EXERCISE REQUIREMENTS:
Write the material out again in full, exactly.

::: DATA RECORDS :::

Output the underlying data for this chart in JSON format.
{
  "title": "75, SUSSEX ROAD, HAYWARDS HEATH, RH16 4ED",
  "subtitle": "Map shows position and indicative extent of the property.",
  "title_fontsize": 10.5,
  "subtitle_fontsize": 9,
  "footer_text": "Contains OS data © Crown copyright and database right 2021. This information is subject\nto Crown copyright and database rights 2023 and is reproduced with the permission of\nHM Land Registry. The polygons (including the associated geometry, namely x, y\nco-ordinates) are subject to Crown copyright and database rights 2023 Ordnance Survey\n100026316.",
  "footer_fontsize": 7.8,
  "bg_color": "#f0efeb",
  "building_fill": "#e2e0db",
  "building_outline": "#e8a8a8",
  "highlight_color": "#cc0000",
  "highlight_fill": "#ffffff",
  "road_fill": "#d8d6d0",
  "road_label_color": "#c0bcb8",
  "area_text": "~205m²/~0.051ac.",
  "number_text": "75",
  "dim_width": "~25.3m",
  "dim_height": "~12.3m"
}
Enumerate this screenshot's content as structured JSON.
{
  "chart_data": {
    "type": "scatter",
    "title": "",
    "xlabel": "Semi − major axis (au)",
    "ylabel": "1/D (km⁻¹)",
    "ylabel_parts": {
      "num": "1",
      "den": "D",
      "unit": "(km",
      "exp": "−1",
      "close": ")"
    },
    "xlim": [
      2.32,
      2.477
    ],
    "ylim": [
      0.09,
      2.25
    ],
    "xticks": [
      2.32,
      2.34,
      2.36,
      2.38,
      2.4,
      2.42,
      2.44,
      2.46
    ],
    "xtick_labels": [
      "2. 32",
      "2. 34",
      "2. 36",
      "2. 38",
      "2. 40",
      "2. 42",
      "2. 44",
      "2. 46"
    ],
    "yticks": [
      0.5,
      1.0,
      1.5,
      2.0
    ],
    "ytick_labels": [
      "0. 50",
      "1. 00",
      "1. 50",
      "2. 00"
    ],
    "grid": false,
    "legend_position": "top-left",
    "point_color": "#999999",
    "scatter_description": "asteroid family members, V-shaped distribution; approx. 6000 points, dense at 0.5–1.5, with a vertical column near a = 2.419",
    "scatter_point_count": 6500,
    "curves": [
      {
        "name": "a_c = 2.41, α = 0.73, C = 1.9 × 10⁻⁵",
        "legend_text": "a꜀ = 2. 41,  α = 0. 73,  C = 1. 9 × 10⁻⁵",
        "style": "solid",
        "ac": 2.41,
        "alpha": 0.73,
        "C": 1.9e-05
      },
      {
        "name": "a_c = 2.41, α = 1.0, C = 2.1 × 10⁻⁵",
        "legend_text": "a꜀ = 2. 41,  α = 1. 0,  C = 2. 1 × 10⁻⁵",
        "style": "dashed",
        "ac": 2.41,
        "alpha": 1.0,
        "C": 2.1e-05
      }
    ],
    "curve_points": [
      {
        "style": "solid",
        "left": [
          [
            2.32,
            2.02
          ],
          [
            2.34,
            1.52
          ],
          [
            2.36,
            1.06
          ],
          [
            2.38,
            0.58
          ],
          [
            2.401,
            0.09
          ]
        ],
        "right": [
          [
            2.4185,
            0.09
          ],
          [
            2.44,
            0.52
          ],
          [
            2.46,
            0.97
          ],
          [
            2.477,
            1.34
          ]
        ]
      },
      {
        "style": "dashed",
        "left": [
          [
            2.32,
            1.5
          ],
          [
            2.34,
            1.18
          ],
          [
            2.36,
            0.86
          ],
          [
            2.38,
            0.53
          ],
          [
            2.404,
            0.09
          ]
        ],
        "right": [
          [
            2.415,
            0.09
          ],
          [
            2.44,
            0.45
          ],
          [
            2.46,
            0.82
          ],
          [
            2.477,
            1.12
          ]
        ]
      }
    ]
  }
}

:::

EXERCISE RESULT:
Output the underlying data for this chart in JSON format.
{
  "title": "75, SUSSEX ROAD, HAYWARDS HEATH, RH16 4ED",
  "subtitle": "Map shows position and indicative extent of the property.",
  "title_fontsize": 10.5,
  "subtitle_fontsize": 9,
  "footer_text": "Contains OS data © Crown copyright and database right 2021. This information is subject\nto Crown copyright and database rights 2023 and is reproduced with the permission of\nHM Land Registry. The polygons (including the associated geometry, namely x, y\nco-ordinates) are subject to Crown copyright and database rights 2023 Ordnance Survey\n100026316.",
  "footer_fontsize": 7.8,
  "bg_color": "#f0efeb",
  "building_fill": "#e2e0db",
  "building_outline": "#e8a8a8",
  "highlight_color": "#cc0000",
  "highlight_fill": "#ffffff",
  "road_fill": "#d8d6d0",
  "road_label_color": "#c0bcb8",
  "area_text": "~205m²/~0.051ac.",
  "number_text": "75",
  "dim_width": "~25.3m",
  "dim_height": "~12.3m"
}
Enumerate this screenshot's content as structured JSON.
{
  "chart_data": {
    "type": "scatter",
    "title": "",
    "xlabel": "Semi − major axis (au)",
    "ylabel": "1/D (km⁻¹)",
    "ylabel_parts": {
      "num": "1",
      "den": "D",
      "unit": "(km",
      "exp": "−1",
      "close": ")"
    },
    "xlim": [
      2.32,
      2.477
    ],
    "ylim": [
      0.09,
      2.25
    ],
    "xticks": [
      2.32,
      2.34,
      2.36,
      2.38,
      2.4,
      2.42,
      2.44,
      2.46
    ],
    "xtick_labels": [
      "2. 32",
      "2. 34",
      "2. 36",
      "2. 38",
      "2. 40",
      "2. 42",
      "2. 44",
      "2. 46"
    ],
    "yticks": [
      0.5,
      1.0,
      1.5,
      2.0
    ],
    "ytick_labels": [
      "0. 50",
      "1. 00",
      "1. 50",
      "2. 00"
    ],
    "grid": false,
    "legend_position": "top-left",
    "point_color": "#999999",
    "scatter_description": "asteroid family members, V-shaped distribution; approx. 6000 points, dense at 0.5–1.5, with a vertical column near a = 2.419",
    "scatter_point_count": 6500,
    "curves": [
      {
        "name": "a_c = 2.41, α = 0.73, C = 1.9 × 10⁻⁵",
        "legend_text": "a꜀ = 2. 41,  α = 0. 73,  C = 1. 9 × 10⁻⁵",
        "style": "solid",
        "ac": 2.41,
        "alpha": 0.73,
        "C": 1.9e-05
      },
      {
        "name": "a_c = 2.41, α = 1.0, C = 2.1 × 10⁻⁵",
        "legend_text": "a꜀ = 2. 41,  α = 1. 0,  C = 2. 1 × 10⁻⁵",
        "style": "dashed",
        "ac": 2.41,
        "alpha": 1.0,
        "C": 2.1e-05
      }
    ],
    "curve_points": [
      {
        "style": "solid",
        "left": [
          [
            2.32,
            2.02
          ],
          [
            2.34,
            1.52
          ],
          [
            2.36,
            1.06
          ],
          [
            2.38,
            0.58
          ],
          [
            2.401,
            0.09
          ]
        ],
        "right": [
          [
            2.4185,
            0.09
          ],
          [
            2.44,
            0.52
          ],
          [
            2.46,
            0.97
          ],
          [
            2.477,
            1.34
          ]
        ]
      },
      {
        "style": "dashed",
        "left": [
          [
            2.32,
            1.5
          ],
          [
            2.34,
            1.18
          ],
          [
            2.36,
            0.86
          ],
          [
            2.38,
            0.53
          ],
          [
            2.404,
            0.09
          ]
        ],
        "right": [
          [
            2.415,
            0.09
          ],
          [
            2.44,
            0.45
          ],
          [
            2.46,
            0.82
          ],
          [
            2.477,
            1.12
          ]
        ]
      }
    ]
  }
}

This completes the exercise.